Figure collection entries
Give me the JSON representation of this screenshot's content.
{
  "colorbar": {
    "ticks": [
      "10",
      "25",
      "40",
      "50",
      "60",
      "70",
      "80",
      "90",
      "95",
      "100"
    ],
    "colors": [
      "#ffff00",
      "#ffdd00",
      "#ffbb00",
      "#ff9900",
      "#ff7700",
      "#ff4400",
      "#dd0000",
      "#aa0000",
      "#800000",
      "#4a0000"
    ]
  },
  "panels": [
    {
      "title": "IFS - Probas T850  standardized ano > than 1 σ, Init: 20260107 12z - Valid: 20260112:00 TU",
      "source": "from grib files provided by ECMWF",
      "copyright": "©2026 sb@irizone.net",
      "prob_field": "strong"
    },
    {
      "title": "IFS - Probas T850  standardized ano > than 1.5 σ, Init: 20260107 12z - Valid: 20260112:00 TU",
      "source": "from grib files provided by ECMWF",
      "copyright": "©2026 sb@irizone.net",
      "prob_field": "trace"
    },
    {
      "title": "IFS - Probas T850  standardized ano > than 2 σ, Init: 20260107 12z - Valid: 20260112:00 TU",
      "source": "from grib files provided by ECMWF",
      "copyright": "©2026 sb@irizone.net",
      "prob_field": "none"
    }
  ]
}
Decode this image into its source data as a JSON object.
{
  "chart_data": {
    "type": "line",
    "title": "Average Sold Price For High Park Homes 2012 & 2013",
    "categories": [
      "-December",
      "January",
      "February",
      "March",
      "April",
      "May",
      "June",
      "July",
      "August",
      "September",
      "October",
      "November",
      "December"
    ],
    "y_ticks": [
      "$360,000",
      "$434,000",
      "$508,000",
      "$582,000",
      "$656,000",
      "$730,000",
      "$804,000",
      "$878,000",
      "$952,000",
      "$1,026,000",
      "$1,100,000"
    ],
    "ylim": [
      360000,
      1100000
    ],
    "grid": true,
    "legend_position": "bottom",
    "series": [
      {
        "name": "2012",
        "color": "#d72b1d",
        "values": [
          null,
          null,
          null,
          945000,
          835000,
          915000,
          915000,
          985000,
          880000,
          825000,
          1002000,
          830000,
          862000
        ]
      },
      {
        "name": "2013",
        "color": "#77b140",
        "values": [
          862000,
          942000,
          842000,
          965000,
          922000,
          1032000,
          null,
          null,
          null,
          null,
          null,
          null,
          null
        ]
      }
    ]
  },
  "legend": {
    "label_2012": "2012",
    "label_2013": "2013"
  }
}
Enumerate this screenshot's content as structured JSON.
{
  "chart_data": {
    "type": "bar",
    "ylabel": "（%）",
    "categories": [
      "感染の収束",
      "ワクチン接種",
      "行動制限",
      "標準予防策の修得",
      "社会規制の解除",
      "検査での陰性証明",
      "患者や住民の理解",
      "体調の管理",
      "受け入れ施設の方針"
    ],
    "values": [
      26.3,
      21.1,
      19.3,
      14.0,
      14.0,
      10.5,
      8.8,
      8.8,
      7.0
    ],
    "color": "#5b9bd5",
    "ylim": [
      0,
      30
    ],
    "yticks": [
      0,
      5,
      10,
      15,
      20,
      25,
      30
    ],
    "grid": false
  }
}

• **Written exercise**:
Give the listing above again, word for word.

• **Answer to this problem**:
Give me the JSON representation of this screenshot's content.
{
  "colorbar": {
    "ticks": [
      "10",
      "25",
      "40",
      "50",
      "60",
      "70",
      "80",
      "90",
      "95",
      "100"
    ],
    "colors": [
      "#ffff00",
      "#ffdd00",
      "#ffbb00",
      "#ff9900",
      "#ff7700",
      "#ff4400",
      "#dd0000",
      "#aa0000",
      "#800000",
      "#4a0000"
    ]
  },
  "panels": [
    {
      "title": "IFS - Probas T850  standardized ano > than 1 σ, Init: 20260107 12z - Valid: 20260112:00 TU",
      "source": "from grib files provided by ECMWF",
      "copyright": "©2026 sb@irizone.net",
      "prob_field": "strong"
    },
    {
      "title": "IFS - Probas T850  standardized ano > than 1.5 σ, Init: 20260107 12z - Valid: 20260112:00 TU",
      "source": "from grib files provided by ECMWF",
      "copyright": "©2026 sb@irizone.net",
      "prob_field": "trace"
    },
    {
      "title": "IFS - Probas T850  standardized ano > than 2 σ, Init: 20260107 12z - Valid: 20260112:00 TU",
      "source": "from grib files provided by ECMWF",
      "copyright": "©2026 sb@irizone.net",
      "prob_field": "none"
    }
  ]
}
Decode this image into its source data as a JSON object.
{
  "chart_data": {
    "type": "line",
    "title": "Average Sold Price For High Park Homes 2012 & 2013",
    "categories": [
      "-December",
      "January",
      "February",
      "March",
      "April",
      "May",
      "June",
      "July",
      "August",
      "September",
      "October",
      "November",
      "December"
    ],
    "y_ticks": [
      "$360,000",
      "$434,000",
      "$508,000",
      "$582,000",
      "$656,000",
      "$730,000",
      "$804,000",
      "$878,000",
      "$952,000",
      "$1,026,000",
      "$1,100,000"
    ],
    "ylim": [
      360000,
      1100000
    ],
    "grid": true,
    "legend_position": "bottom",
    "series": [
      {
        "name": "2012",
        "color": "#d72b1d",
        "values": [
          null,
          null,
          null,
          945000,
          835000,
          915000,
          915000,
          985000,
          880000,
          825000,
          1002000,
          830000,
          862000
        ]
      },
      {
        "name": "2013",
        "color": "#77b140",
        "values": [
          862000,
          942000,
          842000,
          965000,
          922000,
          1032000,
          null,
          null,
          null,
          null,
          null,
          null,
          null
        ]
      }
    ]
  },
  "legend": {
    "label_2012": "2012",
    "label_2013": "2013"
  }
}
Enumerate this screenshot's content as structured JSON.
{
  "chart_data": {
    "type": "bar",
    "ylabel": "（%）",
    "categories": [
      "感染の収束",
      "ワクチン接種",
      "行動制限",
      "標準予防策の修得",
      "社会規制の解除",
      "検査での陰性証明",
      "患者や住民の理解",
      "体調の管理",
      "受け入れ施設の方針"
    ],
    "values": [
      26.3,
      21.1,
      19.3,
      14.0,
      14.0,
      10.5,
      8.8,
      8.8,
      7.0
    ],
    "color": "#5b9bd5",
    "ylim": [
      0,
      30
    ],
    "yticks": [
      0,
      5,
      10,
      15,
      20,
      25,
      30
    ],
    "grid": false
  }
}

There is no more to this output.